[Start Data extract]
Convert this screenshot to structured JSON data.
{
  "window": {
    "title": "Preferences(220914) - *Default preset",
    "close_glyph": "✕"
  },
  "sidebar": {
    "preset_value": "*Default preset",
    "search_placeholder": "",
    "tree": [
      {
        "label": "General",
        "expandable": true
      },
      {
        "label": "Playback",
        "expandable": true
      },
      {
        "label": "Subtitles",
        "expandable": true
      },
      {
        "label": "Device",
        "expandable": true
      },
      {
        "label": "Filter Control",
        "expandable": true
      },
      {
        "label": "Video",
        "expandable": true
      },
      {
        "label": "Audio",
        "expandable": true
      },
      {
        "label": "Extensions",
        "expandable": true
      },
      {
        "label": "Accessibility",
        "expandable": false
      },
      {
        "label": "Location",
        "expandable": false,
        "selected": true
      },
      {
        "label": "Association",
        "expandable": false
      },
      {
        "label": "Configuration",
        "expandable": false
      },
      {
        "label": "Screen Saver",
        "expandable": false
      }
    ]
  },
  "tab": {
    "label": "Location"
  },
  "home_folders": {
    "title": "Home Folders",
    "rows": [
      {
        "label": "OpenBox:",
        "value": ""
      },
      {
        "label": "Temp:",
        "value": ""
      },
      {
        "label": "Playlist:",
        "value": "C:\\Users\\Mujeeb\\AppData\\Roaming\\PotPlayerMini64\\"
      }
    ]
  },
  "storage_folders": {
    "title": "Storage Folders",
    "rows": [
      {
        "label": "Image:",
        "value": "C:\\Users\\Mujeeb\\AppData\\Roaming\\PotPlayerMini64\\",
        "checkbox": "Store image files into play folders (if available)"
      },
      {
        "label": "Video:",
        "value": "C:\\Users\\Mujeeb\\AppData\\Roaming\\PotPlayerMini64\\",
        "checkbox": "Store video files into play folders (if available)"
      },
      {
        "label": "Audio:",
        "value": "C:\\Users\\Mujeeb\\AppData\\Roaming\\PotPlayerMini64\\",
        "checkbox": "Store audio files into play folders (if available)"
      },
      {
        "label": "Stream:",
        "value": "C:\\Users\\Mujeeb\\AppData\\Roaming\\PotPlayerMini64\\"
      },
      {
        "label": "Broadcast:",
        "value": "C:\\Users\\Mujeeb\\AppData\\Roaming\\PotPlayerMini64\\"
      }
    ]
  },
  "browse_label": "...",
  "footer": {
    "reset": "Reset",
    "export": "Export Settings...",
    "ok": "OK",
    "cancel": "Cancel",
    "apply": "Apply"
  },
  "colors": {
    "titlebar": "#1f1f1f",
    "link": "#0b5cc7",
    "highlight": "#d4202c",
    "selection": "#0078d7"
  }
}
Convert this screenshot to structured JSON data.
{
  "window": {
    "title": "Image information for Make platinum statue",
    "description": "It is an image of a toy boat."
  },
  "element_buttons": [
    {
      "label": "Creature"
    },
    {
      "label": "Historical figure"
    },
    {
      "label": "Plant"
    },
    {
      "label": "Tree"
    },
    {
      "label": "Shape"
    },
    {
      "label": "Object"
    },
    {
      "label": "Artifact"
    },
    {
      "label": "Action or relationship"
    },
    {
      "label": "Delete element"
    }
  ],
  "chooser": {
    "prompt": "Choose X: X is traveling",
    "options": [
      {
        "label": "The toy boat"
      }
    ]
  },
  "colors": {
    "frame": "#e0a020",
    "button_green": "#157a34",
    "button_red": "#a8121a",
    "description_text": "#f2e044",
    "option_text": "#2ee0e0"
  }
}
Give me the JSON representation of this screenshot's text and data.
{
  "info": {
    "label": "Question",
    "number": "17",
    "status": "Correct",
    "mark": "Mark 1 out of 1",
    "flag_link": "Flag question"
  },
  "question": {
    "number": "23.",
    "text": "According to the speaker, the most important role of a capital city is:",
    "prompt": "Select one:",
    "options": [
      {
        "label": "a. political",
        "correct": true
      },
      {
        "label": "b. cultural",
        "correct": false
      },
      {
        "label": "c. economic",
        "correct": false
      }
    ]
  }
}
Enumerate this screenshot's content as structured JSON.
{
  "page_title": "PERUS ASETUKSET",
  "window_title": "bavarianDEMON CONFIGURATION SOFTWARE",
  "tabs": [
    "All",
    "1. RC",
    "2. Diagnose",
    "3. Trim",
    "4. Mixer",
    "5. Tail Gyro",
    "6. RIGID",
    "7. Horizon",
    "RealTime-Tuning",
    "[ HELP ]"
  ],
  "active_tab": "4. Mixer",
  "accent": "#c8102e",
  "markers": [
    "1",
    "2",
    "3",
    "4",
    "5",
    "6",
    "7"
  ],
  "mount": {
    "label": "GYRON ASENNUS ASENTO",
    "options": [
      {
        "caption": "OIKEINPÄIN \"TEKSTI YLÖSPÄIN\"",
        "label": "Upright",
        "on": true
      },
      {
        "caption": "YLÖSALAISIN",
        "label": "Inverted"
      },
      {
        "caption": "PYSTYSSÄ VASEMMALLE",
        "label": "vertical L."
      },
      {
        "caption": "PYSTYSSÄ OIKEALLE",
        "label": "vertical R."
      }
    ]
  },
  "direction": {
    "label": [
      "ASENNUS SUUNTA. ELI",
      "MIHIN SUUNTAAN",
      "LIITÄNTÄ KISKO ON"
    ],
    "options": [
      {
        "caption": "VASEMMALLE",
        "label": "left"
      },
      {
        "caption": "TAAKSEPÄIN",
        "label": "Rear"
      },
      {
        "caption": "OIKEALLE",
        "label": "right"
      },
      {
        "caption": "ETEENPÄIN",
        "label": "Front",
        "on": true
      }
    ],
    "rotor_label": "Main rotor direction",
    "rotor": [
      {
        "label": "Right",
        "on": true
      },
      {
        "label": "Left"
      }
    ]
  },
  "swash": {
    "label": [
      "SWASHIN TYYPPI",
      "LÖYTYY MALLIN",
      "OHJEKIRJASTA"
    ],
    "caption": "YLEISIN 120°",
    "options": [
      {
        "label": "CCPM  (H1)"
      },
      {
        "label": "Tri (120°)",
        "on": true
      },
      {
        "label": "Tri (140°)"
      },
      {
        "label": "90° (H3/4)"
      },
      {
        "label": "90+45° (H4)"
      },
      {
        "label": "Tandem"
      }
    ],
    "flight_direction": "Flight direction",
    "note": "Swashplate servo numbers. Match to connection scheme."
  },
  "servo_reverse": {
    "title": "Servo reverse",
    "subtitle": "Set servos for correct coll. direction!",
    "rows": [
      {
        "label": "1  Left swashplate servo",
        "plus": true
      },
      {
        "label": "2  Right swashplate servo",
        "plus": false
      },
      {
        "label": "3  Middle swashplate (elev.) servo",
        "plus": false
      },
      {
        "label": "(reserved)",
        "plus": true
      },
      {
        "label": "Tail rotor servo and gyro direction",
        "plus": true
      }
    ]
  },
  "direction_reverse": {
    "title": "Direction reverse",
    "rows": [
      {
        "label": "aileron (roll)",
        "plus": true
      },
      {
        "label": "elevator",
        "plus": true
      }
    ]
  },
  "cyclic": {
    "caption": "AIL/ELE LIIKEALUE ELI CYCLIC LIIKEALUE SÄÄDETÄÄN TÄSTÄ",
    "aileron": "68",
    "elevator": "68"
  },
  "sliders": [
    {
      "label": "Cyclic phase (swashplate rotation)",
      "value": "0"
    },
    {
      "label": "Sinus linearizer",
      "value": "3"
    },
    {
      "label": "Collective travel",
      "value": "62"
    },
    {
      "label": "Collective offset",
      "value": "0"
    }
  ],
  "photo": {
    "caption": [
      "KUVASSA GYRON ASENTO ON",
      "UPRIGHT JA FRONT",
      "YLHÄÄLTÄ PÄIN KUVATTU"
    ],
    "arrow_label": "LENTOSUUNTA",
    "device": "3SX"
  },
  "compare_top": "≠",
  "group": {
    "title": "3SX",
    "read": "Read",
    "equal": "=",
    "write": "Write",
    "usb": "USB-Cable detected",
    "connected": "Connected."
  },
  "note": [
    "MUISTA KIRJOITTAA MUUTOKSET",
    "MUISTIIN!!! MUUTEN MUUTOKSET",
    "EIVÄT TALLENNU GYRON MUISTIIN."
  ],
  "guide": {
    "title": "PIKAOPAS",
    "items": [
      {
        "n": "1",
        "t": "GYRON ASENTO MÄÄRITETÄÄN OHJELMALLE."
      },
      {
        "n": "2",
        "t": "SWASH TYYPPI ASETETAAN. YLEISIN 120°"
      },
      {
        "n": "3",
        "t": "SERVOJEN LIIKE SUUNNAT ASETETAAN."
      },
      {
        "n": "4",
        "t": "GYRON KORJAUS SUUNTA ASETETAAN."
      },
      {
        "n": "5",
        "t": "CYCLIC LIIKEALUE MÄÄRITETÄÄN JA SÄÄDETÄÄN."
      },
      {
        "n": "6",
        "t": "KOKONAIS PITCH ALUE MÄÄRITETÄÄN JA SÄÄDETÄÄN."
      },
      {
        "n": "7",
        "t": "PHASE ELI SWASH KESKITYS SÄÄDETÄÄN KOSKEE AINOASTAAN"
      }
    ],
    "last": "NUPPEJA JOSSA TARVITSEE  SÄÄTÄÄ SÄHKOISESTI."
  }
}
[End Data extract]
* Stated task
Using the listing above, locate the lines that hold "files" and copy each one.

* The result
        "checkbox": "Store image files into play folders (if available)"
        "checkbox": "Store video files into play folders (if available)"
        "checkbox": "Store audio files into play folders (if available)"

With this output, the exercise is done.